Written task
Quote the listing below in full and exactly as written, but omit every picture.

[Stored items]
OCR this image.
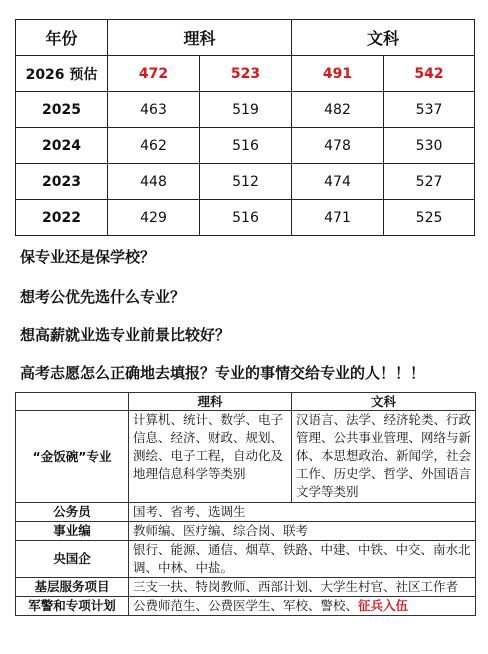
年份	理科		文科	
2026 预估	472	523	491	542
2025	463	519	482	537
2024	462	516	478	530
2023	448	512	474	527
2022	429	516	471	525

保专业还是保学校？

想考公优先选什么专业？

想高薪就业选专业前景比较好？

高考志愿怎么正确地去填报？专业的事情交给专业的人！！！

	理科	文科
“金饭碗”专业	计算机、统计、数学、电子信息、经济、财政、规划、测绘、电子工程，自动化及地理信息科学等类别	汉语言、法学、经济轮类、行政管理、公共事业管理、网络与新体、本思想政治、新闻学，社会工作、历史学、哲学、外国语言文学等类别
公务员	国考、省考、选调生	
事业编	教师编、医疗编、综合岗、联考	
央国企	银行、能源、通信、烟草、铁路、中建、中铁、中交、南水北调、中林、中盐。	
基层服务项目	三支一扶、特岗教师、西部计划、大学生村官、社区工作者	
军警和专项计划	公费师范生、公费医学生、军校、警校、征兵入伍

Solution below
OCR this image.
年份	理科		文科	
2026 预估	472	523	491	542
2025	463	519	482	537
2024	462	516	478	530
2023	448	512	474	527
2022	429	516	471	525

保专业还是保学校？

想考公优先选什么专业？

想高薪就业选专业前景比较好？

高考志愿怎么正确地去填报？专业的事情交给专业的人！！！

	理科	文科
“金饭碗”专业	计算机、统计、数学、电子信息、经济、财政、规划、测绘、电子工程，自动化及地理信息科学等类别	汉语言、法学、经济轮类、行政管理、公共事业管理、网络与新体、本思想政治、新闻学，社会工作、历史学、哲学、外国语言文学等类别
公务员	国考、省考、选调生	
事业编	教师编、医疗编、综合岗、联考	
央国企	银行、能源、通信、烟草、铁路、中建、中铁、中交、南水北调、中林、中盐。	
基层服务项目	三支一扶、特岗教师、西部计划、大学生村官、社区工作者	
军警和专项计划	公费师范生、公费医学生、军校、警校、征兵入伍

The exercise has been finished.